- TÂCHES
A) Dans le texte fourni sur les prévisions de revenus, traduisez en anglais la phrase « Un écart négatif n’invaliderait pas automatiquement la thèse de l’IA. »
B) Écrivez la suite du texte fourni sur les prévisions de revenus, en reprenant juste après sa dernière phrase.

Atteindre cet objectif montrerait que l’accélération du deuxième trimestre s’est poursuivie après juillet. Une nouvelle hausse des prévisions renforcerait l’argument selon lequel la direction a encore sous-estimé la demande.

Un écart négatif n’invaliderait pas automatiquement la thèse de l’IA. La consommation peut varier d’un trimestre à l’autre en raison des calendriers clients et de l’activité saisonnière. Un manque significatif soulèverait néanmoins des questions sur la durabilité de la récente croissance des charges de travail.

Le taux de rétention nette des revenus doit être interprété parallèlement aux revenus produits. Un taux stable ou en hausse indiquerait que les clients existants continuent de se développer. Une baisse suggérerait que l’activité des nouveaux clients assume une plus grande part de l’effort.

Données de segmentation des pages
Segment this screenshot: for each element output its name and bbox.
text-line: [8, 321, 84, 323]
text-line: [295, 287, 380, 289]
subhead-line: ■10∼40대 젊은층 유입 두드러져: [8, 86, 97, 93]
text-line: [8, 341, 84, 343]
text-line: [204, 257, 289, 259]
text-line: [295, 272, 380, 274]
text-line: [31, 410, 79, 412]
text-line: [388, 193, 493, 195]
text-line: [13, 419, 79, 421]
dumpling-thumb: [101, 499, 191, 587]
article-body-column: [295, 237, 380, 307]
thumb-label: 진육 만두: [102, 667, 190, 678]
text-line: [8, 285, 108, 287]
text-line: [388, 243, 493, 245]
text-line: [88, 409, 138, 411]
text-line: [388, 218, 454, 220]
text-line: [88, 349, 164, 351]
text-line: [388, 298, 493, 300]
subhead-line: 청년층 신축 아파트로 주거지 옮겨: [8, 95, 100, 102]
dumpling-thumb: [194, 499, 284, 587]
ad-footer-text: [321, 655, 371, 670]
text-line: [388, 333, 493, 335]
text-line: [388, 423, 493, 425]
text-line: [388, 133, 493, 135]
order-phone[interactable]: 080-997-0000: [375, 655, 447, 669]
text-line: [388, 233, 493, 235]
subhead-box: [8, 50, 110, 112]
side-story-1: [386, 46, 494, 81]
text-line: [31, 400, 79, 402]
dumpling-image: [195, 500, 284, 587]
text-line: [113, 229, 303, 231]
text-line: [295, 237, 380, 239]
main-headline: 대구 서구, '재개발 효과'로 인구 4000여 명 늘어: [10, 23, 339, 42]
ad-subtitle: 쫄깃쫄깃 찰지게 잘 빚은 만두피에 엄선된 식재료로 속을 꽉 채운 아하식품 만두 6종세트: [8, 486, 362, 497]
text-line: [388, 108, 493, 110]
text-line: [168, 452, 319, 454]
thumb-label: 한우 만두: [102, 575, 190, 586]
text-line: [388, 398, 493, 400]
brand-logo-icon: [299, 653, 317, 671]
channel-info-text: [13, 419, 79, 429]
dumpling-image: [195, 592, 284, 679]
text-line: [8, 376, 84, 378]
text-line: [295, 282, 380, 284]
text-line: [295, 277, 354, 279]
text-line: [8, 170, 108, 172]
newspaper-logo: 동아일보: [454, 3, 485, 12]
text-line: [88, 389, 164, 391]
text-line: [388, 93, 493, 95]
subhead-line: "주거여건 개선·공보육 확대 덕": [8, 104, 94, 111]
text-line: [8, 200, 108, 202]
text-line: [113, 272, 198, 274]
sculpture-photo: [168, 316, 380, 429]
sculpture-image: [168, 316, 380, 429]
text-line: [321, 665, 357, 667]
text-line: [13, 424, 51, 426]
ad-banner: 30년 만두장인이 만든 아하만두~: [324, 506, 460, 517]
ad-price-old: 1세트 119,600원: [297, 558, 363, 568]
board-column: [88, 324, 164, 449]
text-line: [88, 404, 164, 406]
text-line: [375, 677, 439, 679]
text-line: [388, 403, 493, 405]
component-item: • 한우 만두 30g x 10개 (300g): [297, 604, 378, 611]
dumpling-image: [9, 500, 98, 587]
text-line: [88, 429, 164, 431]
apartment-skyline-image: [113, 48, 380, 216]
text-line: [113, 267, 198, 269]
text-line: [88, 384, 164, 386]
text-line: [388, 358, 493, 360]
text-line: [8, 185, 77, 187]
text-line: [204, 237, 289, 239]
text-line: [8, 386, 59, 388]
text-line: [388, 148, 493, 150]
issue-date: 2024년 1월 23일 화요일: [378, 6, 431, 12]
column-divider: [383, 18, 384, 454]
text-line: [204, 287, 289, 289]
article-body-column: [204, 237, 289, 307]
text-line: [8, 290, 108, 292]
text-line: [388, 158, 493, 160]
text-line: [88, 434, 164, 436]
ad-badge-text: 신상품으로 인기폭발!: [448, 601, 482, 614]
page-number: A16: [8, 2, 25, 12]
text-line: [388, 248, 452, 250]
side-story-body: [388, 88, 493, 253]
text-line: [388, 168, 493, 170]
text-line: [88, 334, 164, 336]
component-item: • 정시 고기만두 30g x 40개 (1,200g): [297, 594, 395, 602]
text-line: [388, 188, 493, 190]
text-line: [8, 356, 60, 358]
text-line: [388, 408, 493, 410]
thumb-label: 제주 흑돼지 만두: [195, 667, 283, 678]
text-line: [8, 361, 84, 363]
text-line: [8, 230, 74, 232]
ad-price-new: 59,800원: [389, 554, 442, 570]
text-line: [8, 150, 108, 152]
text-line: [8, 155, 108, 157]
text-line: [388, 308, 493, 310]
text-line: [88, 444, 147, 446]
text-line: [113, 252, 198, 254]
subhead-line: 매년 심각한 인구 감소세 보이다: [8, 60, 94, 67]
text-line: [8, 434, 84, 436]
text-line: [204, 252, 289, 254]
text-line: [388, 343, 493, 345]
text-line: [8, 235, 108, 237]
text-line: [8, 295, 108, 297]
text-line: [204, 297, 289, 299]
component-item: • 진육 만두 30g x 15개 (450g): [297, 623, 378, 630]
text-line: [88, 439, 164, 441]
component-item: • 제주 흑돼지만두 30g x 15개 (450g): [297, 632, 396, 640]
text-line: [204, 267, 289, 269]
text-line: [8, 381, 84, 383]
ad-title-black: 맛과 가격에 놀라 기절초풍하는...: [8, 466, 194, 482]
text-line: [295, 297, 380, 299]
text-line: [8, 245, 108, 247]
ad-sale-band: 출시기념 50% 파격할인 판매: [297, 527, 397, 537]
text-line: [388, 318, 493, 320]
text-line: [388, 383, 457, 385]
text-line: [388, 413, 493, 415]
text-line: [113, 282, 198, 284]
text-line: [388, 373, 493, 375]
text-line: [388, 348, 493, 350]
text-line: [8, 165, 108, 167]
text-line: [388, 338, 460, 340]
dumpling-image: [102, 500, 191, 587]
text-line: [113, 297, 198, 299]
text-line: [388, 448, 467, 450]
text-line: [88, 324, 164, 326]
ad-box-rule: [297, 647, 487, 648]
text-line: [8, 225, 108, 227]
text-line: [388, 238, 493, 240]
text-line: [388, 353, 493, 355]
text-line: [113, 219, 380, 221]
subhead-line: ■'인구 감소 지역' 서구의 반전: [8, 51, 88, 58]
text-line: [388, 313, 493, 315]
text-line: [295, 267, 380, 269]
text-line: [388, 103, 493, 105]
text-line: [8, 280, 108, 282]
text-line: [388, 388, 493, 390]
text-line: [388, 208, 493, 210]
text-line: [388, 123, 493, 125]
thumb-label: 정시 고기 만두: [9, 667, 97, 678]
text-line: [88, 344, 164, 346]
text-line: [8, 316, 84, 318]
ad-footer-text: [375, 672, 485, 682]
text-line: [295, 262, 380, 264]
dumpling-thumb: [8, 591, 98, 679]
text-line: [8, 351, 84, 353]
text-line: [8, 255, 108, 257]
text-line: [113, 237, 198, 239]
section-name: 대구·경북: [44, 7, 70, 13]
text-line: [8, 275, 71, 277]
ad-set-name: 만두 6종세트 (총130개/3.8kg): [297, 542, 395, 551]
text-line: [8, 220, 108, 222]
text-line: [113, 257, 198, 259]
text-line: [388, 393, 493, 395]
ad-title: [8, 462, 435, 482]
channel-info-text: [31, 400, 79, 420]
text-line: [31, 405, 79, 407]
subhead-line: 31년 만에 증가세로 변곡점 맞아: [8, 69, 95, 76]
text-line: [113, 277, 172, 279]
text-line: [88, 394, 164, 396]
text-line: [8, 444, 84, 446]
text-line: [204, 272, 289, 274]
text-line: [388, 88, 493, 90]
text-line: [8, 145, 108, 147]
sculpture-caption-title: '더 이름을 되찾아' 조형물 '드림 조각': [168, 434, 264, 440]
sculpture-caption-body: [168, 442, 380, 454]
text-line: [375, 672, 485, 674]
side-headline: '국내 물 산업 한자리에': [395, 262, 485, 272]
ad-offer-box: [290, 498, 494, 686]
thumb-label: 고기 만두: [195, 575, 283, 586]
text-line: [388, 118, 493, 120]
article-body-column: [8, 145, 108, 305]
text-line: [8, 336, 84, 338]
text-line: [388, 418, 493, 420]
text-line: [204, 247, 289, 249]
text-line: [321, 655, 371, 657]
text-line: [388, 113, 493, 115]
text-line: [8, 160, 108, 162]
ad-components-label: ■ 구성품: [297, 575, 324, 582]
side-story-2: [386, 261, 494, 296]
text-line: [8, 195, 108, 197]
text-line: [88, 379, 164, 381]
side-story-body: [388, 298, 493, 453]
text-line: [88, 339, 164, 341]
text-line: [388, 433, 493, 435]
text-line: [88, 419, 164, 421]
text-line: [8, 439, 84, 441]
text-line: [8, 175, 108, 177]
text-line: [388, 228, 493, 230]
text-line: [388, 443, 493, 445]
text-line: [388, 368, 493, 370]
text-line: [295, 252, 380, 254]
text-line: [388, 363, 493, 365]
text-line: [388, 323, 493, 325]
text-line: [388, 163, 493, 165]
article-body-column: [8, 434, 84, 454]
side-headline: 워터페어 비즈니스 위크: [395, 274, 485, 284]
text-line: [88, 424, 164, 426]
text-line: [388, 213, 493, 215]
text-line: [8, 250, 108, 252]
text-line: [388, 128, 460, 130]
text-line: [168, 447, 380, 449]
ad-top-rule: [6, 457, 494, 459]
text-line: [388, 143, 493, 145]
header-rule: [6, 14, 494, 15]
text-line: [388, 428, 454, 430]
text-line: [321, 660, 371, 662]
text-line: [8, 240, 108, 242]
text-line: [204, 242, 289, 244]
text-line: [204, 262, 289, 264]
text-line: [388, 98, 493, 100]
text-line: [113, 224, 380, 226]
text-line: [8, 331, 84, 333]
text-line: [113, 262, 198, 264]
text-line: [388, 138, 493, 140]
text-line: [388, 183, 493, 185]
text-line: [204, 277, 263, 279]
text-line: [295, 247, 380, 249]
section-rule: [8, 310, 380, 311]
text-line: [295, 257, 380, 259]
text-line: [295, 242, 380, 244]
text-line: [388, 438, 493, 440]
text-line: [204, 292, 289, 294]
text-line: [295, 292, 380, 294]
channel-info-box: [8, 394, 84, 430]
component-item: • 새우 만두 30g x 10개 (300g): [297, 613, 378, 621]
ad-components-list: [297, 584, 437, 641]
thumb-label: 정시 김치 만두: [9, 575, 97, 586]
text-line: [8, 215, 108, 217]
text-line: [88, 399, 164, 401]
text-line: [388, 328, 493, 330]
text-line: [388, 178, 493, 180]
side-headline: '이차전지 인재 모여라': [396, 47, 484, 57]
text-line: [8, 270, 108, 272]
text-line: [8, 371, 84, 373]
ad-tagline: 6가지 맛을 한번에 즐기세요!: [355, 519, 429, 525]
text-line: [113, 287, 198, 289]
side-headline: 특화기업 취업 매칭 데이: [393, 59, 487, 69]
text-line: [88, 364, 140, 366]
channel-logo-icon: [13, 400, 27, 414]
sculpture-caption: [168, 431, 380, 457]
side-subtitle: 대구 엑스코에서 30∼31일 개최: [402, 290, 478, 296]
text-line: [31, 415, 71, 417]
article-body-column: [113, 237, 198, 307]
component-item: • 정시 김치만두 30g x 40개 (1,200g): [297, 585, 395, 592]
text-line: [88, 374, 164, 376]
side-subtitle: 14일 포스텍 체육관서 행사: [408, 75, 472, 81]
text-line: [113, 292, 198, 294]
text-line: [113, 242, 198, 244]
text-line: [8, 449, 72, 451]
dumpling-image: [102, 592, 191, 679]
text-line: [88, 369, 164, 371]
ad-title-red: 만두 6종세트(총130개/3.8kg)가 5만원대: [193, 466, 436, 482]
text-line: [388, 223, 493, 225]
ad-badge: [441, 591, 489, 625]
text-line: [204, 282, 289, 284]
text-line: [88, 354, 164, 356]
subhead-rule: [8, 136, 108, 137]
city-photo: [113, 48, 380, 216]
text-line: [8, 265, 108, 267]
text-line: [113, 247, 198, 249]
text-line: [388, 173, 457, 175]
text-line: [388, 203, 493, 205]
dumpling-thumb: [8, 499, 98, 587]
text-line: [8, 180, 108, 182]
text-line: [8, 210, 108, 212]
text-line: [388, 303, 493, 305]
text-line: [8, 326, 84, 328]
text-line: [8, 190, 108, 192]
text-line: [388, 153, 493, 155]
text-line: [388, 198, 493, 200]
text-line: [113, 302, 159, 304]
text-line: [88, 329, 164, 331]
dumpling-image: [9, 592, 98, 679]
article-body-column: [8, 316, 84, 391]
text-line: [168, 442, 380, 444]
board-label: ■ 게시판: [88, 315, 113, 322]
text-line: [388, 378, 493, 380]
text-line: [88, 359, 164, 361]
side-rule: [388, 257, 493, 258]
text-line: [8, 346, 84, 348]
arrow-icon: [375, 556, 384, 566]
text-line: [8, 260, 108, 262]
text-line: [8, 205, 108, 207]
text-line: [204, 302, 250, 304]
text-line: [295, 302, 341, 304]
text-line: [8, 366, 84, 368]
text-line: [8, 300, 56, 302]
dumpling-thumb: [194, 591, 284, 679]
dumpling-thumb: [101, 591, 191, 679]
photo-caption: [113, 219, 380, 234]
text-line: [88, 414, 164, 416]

- RÉPONSES
A) A negative gap would not automatically invalidate the AI thesis.

B)
Le deuxième signal est la relation entre les revenus de l’IA et les marges. Snowflake doit démontrer qu’une utilisation accrue des modèles peut coexister avec ses objectifs de marge brute et de flux de trésorerie disponible ajusté.

Les investisseurs devraient surveiller la marge brute produit, les coûts d’infrastructure et les commentaires de la direction sur l’efficacité de l’inférence. Si les marges se maintiennent alors que la consommation d’IA augmente, l’économie de plateforme de Snowflake paraîtra plus solide.

Si les marges se détériorent, le marché devra déterminer si cette pression reflète un investissement temporaire ou une combinaison de charges de travail structurellement plus coûteuse.

Le troisième signal réside dans les preuves de gains de production face à la concurrence. Les annonces de clients comptent surtout lorsqu’elles décrivent des systèmes déployés, une utilisation répétée, une consommation mesurable et une extension à plusieurs départements.

Les annonces de partenariats génériques apportent moins de preuves. Une entreprise peut annoncer l’accès à un modèle ou à une intégration sans générer de revenus significatifs pour la plateforme.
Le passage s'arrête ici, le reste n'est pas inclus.